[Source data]
•••

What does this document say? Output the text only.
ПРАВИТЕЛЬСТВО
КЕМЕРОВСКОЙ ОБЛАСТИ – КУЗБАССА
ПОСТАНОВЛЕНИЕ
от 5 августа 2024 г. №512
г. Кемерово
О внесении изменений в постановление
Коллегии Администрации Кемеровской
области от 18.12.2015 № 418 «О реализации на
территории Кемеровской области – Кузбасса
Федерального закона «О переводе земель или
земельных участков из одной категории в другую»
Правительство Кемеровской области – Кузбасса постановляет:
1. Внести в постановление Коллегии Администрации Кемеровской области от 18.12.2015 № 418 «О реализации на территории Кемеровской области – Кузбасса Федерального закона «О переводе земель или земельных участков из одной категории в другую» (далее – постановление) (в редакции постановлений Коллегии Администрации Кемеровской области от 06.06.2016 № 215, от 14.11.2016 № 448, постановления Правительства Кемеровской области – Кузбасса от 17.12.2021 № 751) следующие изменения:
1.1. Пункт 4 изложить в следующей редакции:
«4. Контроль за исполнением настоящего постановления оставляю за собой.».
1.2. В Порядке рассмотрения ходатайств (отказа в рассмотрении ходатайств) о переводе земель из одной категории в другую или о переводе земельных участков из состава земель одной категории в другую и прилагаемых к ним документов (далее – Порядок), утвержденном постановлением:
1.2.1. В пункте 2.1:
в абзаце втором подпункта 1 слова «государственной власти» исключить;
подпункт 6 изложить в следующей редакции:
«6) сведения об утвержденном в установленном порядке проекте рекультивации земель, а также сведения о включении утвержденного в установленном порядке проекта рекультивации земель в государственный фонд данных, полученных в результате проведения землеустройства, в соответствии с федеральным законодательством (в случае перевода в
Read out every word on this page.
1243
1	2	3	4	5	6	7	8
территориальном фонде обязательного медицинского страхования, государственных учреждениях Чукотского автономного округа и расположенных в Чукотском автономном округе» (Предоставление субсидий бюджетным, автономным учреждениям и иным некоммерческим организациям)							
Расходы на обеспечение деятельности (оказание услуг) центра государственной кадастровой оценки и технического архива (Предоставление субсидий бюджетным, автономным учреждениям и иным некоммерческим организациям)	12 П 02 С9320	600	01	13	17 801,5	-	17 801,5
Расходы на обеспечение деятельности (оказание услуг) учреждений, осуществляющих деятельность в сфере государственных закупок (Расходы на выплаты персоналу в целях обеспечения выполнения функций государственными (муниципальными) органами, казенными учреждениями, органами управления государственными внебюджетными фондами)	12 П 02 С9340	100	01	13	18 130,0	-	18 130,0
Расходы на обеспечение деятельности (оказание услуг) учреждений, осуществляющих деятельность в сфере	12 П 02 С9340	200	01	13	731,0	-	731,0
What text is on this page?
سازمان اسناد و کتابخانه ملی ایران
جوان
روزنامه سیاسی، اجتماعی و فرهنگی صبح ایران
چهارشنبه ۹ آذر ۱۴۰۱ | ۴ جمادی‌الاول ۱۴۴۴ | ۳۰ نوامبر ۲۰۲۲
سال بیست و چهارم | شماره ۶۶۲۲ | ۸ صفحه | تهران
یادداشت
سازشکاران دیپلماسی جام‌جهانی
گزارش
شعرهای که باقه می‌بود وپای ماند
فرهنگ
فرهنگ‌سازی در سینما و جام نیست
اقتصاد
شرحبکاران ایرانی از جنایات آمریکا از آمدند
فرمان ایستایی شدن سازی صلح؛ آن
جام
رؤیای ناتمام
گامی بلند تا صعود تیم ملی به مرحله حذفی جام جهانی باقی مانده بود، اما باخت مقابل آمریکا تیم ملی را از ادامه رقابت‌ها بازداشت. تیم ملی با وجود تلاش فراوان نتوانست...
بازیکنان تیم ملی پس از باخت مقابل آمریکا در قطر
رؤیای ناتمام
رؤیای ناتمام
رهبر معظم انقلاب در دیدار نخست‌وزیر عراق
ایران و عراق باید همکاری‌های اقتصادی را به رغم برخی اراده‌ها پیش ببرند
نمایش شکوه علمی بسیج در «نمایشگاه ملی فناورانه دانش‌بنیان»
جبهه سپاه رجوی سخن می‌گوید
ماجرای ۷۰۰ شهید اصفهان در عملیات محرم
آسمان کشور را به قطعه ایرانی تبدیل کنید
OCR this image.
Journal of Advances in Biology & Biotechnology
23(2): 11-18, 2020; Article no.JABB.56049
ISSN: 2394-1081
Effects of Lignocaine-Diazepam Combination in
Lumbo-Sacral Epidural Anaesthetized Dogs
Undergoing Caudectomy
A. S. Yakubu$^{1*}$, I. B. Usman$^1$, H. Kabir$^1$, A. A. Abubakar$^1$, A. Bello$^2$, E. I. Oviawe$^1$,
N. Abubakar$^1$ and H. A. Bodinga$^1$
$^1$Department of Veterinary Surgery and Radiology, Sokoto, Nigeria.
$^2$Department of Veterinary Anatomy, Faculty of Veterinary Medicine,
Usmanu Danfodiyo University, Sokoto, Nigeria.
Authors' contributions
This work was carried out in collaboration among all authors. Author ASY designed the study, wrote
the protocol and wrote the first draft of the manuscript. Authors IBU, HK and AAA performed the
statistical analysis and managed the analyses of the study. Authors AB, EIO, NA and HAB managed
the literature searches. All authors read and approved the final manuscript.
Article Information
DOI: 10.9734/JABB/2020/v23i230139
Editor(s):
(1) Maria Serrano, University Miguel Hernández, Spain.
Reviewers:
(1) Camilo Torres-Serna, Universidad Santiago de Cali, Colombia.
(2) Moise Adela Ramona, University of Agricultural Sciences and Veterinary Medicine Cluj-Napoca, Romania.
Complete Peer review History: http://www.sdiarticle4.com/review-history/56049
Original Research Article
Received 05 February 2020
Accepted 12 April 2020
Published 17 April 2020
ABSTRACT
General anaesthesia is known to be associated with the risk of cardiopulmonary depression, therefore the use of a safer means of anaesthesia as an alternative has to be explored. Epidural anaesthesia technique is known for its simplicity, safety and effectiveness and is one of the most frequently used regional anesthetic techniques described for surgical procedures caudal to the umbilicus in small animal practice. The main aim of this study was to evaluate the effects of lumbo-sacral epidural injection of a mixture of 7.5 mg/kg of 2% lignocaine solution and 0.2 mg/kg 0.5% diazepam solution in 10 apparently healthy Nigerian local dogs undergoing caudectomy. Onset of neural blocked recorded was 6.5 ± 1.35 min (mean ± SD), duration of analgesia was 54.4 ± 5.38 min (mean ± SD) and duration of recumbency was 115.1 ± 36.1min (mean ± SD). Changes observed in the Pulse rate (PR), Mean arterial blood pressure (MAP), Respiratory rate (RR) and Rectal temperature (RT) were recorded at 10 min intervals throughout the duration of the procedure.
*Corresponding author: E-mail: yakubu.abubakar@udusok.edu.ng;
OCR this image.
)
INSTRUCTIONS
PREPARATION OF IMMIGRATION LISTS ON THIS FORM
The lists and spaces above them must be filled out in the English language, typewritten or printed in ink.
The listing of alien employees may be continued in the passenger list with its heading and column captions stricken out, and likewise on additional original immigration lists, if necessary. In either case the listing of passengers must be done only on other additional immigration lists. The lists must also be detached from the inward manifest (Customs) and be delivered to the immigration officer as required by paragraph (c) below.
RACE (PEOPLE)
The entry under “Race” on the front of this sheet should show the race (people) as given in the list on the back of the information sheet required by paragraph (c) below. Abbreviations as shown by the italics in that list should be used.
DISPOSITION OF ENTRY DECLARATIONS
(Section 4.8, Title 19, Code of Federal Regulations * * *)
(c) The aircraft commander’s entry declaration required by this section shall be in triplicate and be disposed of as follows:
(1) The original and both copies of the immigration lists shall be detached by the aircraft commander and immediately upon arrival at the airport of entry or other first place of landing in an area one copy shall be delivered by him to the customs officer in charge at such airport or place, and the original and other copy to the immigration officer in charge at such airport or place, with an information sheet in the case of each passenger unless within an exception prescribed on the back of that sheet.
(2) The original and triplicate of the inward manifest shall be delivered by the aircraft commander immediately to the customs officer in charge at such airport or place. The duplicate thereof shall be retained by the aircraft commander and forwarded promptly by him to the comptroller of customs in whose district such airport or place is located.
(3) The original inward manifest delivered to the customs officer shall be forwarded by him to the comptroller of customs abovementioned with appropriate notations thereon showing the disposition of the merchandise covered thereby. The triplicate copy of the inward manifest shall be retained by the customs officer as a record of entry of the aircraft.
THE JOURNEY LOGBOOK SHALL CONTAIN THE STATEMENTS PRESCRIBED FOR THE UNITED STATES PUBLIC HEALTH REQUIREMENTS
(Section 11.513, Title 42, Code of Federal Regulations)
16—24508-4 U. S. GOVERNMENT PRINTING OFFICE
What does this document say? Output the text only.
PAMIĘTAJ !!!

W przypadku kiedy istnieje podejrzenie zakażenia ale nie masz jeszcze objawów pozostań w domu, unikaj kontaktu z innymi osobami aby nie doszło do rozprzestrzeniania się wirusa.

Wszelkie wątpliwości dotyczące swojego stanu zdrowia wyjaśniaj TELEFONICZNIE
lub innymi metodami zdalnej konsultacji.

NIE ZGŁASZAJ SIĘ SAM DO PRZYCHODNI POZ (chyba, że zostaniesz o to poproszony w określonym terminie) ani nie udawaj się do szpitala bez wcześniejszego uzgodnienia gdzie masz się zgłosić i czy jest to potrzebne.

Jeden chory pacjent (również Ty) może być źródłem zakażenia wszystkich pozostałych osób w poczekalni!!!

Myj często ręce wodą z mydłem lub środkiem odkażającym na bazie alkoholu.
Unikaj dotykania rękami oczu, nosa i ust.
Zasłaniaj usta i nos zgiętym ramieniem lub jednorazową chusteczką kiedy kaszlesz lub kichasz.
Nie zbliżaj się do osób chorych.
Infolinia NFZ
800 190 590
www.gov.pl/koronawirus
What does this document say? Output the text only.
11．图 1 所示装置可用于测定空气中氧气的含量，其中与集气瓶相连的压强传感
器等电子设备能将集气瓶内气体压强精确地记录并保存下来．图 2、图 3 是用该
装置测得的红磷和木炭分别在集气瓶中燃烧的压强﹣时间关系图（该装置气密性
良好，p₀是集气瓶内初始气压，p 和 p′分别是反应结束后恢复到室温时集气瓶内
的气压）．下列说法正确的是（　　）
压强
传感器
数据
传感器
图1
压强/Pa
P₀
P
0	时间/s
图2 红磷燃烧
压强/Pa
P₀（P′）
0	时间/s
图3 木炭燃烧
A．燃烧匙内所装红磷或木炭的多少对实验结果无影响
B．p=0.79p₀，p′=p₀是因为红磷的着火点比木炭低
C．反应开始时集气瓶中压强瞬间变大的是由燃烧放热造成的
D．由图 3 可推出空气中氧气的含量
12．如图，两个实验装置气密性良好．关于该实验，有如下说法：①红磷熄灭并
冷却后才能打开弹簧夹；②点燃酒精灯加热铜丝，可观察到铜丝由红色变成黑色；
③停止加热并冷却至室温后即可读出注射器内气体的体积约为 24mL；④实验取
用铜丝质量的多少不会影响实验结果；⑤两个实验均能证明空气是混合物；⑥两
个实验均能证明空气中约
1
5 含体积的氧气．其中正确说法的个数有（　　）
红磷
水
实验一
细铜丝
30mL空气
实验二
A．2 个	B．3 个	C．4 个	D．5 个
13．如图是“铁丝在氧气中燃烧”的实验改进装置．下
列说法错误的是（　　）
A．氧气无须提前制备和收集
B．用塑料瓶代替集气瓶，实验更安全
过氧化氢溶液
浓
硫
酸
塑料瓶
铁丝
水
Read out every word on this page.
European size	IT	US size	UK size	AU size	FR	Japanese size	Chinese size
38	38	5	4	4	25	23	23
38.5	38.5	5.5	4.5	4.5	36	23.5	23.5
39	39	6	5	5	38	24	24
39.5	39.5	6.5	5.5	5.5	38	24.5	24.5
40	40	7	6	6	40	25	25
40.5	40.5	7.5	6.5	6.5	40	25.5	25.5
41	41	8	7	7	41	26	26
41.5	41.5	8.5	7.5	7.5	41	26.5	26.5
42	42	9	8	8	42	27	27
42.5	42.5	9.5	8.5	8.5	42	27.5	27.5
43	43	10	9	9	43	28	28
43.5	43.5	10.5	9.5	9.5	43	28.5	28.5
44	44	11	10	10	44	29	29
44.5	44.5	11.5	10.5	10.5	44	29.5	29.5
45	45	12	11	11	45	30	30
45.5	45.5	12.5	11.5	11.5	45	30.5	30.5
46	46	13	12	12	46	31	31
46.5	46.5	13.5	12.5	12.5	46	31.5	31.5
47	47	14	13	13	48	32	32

•••

(TASK TO COMPLETE) Copy and report every line where the word "следующей" is present.

(COMPLETE ANSWER)
1.1. Пункт 4 изложить в следующей редакции:
подпункт 6 изложить в следующей редакции:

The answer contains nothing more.